* [What you have to do]: Are you able to quote each entry exactly as written?

### Material for this task

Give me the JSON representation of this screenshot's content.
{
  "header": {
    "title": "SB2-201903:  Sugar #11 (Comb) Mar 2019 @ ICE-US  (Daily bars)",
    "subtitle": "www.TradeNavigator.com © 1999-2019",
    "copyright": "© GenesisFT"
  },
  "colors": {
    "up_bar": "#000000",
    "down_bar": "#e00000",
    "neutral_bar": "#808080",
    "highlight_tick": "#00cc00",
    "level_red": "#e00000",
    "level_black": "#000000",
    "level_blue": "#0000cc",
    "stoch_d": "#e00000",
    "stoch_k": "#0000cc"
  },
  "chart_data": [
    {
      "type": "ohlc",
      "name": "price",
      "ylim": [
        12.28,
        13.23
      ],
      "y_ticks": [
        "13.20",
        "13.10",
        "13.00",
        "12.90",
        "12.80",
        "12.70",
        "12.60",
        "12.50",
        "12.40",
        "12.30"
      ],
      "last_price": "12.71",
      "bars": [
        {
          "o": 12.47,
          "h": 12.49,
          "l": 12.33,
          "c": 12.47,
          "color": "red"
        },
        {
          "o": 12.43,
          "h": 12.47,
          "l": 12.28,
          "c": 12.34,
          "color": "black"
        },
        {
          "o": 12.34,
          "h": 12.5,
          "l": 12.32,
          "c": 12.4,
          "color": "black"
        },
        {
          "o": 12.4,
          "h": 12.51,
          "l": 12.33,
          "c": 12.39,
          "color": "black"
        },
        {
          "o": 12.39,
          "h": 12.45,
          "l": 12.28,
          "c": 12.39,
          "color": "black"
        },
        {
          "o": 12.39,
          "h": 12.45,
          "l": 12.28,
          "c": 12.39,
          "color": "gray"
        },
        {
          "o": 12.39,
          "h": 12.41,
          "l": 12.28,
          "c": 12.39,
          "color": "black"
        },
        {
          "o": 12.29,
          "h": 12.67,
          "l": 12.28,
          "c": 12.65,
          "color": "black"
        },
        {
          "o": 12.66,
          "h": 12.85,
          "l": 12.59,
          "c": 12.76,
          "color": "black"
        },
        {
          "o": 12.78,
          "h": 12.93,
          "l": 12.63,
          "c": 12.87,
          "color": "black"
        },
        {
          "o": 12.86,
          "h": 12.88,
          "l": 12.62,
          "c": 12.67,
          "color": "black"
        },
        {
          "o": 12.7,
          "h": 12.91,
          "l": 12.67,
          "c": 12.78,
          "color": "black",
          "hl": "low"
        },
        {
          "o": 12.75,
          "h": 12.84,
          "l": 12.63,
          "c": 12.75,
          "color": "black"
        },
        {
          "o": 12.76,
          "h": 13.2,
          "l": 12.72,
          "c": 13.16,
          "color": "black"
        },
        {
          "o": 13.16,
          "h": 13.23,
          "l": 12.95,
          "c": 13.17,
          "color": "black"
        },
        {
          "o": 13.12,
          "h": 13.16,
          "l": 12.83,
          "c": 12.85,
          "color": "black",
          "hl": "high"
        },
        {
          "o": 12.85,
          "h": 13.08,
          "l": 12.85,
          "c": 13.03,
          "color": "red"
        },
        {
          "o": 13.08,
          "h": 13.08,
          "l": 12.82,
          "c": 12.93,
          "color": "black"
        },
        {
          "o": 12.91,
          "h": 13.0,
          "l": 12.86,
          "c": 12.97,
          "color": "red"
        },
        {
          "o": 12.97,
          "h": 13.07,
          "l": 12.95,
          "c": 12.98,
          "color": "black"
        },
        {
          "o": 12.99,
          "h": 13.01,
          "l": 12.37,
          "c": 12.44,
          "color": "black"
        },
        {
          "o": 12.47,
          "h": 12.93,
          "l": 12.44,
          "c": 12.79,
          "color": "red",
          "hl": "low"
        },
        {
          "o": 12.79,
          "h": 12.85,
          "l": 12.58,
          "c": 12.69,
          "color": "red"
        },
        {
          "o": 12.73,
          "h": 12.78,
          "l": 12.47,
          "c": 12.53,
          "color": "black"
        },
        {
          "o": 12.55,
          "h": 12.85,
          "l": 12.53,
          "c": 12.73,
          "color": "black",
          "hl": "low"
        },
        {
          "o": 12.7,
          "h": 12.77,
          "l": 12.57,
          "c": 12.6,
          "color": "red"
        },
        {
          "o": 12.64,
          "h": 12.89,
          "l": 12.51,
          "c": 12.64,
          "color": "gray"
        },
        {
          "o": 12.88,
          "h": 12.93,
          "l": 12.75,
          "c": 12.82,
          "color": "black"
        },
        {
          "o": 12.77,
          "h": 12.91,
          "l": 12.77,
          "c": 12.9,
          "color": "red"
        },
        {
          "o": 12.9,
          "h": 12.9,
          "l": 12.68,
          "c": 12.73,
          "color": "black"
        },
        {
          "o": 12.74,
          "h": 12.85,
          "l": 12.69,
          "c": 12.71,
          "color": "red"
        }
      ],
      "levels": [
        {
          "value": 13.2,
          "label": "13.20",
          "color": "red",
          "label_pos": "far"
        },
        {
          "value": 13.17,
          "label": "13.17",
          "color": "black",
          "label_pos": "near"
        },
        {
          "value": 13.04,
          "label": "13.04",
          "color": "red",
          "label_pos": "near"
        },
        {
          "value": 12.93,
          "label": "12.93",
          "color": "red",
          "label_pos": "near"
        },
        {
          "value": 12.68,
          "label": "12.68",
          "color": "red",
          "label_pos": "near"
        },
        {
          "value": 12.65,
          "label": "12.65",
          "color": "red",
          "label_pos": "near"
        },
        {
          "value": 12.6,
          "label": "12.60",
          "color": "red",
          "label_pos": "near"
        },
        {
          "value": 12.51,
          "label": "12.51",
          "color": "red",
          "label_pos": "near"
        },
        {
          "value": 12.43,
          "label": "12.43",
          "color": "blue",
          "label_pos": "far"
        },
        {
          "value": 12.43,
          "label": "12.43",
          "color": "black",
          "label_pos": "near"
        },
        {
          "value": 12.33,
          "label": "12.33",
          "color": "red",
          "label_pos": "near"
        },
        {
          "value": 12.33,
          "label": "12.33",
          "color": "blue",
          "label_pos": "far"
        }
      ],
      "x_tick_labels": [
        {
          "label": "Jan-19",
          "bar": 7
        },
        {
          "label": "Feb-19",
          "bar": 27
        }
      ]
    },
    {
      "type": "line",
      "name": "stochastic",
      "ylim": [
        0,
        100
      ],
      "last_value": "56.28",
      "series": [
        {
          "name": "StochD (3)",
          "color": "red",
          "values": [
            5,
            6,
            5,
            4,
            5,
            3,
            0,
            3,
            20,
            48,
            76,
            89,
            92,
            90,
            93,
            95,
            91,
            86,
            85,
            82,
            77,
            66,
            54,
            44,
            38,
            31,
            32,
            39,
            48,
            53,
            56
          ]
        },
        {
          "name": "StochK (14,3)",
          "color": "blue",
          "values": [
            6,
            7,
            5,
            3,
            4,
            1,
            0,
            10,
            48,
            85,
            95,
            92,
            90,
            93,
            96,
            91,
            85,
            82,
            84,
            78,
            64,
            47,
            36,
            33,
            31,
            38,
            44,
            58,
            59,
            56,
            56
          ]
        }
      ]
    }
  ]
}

######

* [Result for this exercise]:
Give me the JSON representation of this screenshot's content.
{
  "header": {
    "title": "SB2-201903:  Sugar #11 (Comb) Mar 2019 @ ICE-US  (Daily bars)",
    "subtitle": "www.TradeNavigator.com © 1999-2019",
    "copyright": "© GenesisFT"
  },
  "colors": {
    "up_bar": "#000000",
    "down_bar": "#e00000",
    "neutral_bar": "#808080",
    "highlight_tick": "#00cc00",
    "level_red": "#e00000",
    "level_black": "#000000",
    "level_blue": "#0000cc",
    "stoch_d": "#e00000",
    "stoch_k": "#0000cc"
  },
  "chart_data": [
    {
      "type": "ohlc",
      "name": "price",
      "ylim": [
        12.28,
        13.23
      ],
      "y_ticks": [
        "13.20",
        "13.10",
        "13.00",
        "12.90",
        "12.80",
        "12.70",
        "12.60",
        "12.50",
        "12.40",
        "12.30"
      ],
      "last_price": "12.71",
      "bars": [
        {
          "o": 12.47,
          "h": 12.49,
          "l": 12.33,
          "c": 12.47,
          "color": "red"
        },
        {
          "o": 12.43,
          "h": 12.47,
          "l": 12.28,
          "c": 12.34,
          "color": "black"
        },
        {
          "o": 12.34,
          "h": 12.5,
          "l": 12.32,
          "c": 12.4,
          "color": "black"
        },
        {
          "o": 12.4,
          "h": 12.51,
          "l": 12.33,
          "c": 12.39,
          "color": "black"
        },
        {
          "o": 12.39,
          "h": 12.45,
          "l": 12.28,
          "c": 12.39,
          "color": "black"
        },
        {
          "o": 12.39,
          "h": 12.45,
          "l": 12.28,
          "c": 12.39,
          "color": "gray"
        },
        {
          "o": 12.39,
          "h": 12.41,
          "l": 12.28,
          "c": 12.39,
          "color": "black"
        },
        {
          "o": 12.29,
          "h": 12.67,
          "l": 12.28,
          "c": 12.65,
          "color": "black"
        },
        {
          "o": 12.66,
          "h": 12.85,
          "l": 12.59,
          "c": 12.76,
          "color": "black"
        },
        {
          "o": 12.78,
          "h": 12.93,
          "l": 12.63,
          "c": 12.87,
          "color": "black"
        },
        {
          "o": 12.86,
          "h": 12.88,
          "l": 12.62,
          "c": 12.67,
          "color": "black"
        },
        {
          "o": 12.7,
          "h": 12.91,
          "l": 12.67,
          "c": 12.78,
          "color": "black",
          "hl": "low"
        },
        {
          "o": 12.75,
          "h": 12.84,
          "l": 12.63,
          "c": 12.75,
          "color": "black"
        },
        {
          "o": 12.76,
          "h": 13.2,
          "l": 12.72,
          "c": 13.16,
          "color": "black"
        },
        {
          "o": 13.16,
          "h": 13.23,
          "l": 12.95,
          "c": 13.17,
          "color": "black"
        },
        {
          "o": 13.12,
          "h": 13.16,
          "l": 12.83,
          "c": 12.85,
          "color": "black",
          "hl": "high"
        },
        {
          "o": 12.85,
          "h": 13.08,
          "l": 12.85,
          "c": 13.03,
          "color": "red"
        },
        {
          "o": 13.08,
          "h": 13.08,
          "l": 12.82,
          "c": 12.93,
          "color": "black"
        },
        {
          "o": 12.91,
          "h": 13.0,
          "l": 12.86,
          "c": 12.97,
          "color": "red"
        },
        {
          "o": 12.97,
          "h": 13.07,
          "l": 12.95,
          "c": 12.98,
          "color": "black"
        },
        {
          "o": 12.99,
          "h": 13.01,
          "l": 12.37,
          "c": 12.44,
          "color": "black"
        },
        {
          "o": 12.47,
          "h": 12.93,
          "l": 12.44,
          "c": 12.79,
          "color": "red",
          "hl": "low"
        },
        {
          "o": 12.79,
          "h": 12.85,
          "l": 12.58,
          "c": 12.69,
          "color": "red"
        },
        {
          "o": 12.73,
          "h": 12.78,
          "l": 12.47,
          "c": 12.53,
          "color": "black"
        },
        {
          "o": 12.55,
          "h": 12.85,
          "l": 12.53,
          "c": 12.73,
          "color": "black",
          "hl": "low"
        },
        {
          "o": 12.7,
          "h": 12.77,
          "l": 12.57,
          "c": 12.6,
          "color": "red"
        },
        {
          "o": 12.64,
          "h": 12.89,
          "l": 12.51,
          "c": 12.64,
          "color": "gray"
        },
        {
          "o": 12.88,
          "h": 12.93,
          "l": 12.75,
          "c": 12.82,
          "color": "black"
        },
        {
          "o": 12.77,
          "h": 12.91,
          "l": 12.77,
          "c": 12.9,
          "color": "red"
        },
        {
          "o": 12.9,
          "h": 12.9,
          "l": 12.68,
          "c": 12.73,
          "color": "black"
        },
        {
          "o": 12.74,
          "h": 12.85,
          "l": 12.69,
          "c": 12.71,
          "color": "red"
        }
      ],
      "levels": [
        {
          "value": 13.2,
          "label": "13.20",
          "color": "red",
          "label_pos": "far"
        },
        {
          "value": 13.17,
          "label": "13.17",
          "color": "black",
          "label_pos": "near"
        },
        {
          "value": 13.04,
          "label": "13.04",
          "color": "red",
          "label_pos": "near"
        },
        {
          "value": 12.93,
          "label": "12.93",
          "color": "red",
          "label_pos": "near"
        },
        {
          "value": 12.68,
          "label": "12.68",
          "color": "red",
          "label_pos": "near"
        },
        {
          "value": 12.65,
          "label": "12.65",
          "color": "red",
          "label_pos": "near"
        },
        {
          "value": 12.6,
          "label": "12.60",
          "color": "red",
          "label_pos": "near"
        },
        {
          "value": 12.51,
          "label": "12.51",
          "color": "red",
          "label_pos": "near"
        },
        {
          "value": 12.43,
          "label": "12.43",
          "color": "blue",
          "label_pos": "far"
        },
        {
          "value": 12.43,
          "label": "12.43",
          "color": "black",
          "label_pos": "near"
        },
        {
          "value": 12.33,
          "label": "12.33",
          "color": "red",
          "label_pos": "near"
        },
        {
          "value": 12.33,
          "label": "12.33",
          "color": "blue",
          "label_pos": "far"
        }
      ],
      "x_tick_labels": [
        {
          "label": "Jan-19",
          "bar": 7
        },
        {
          "label": "Feb-19",
          "bar": 27
        }
      ]
    },
    {
      "type": "line",
      "name": "stochastic",
      "ylim": [
        0,
        100
      ],
      "last_value": "56.28",
      "series": [
        {
          "name": "StochD (3)",
          "color": "red",
          "values": [
            5,
            6,
            5,
            4,
            5,
            3,
            0,
            3,
            20,
            48,
            76,
            89,
            92,
            90,
            93,
            95,
            91,
            86,
            85,
            82,
            77,
            66,
            54,
            44,
            38,
            31,
            32,
            39,
            48,
            53,
            56
          ]
        },
        {
          "name": "StochK (14,3)",
          "color": "blue",
          "values": [
            6,
            7,
            5,
            3,
            4,
            1,
            0,
            10,
            48,
            85,
            95,
            92,
            90,
            93,
            96,
            91,
            85,
            82,
            84,
            78,
            64,
            47,
            36,
            33,
            31,
            38,
            44,
            58,
            59,
            56,
            56
          ]
        }
      ]
    }
  ]
}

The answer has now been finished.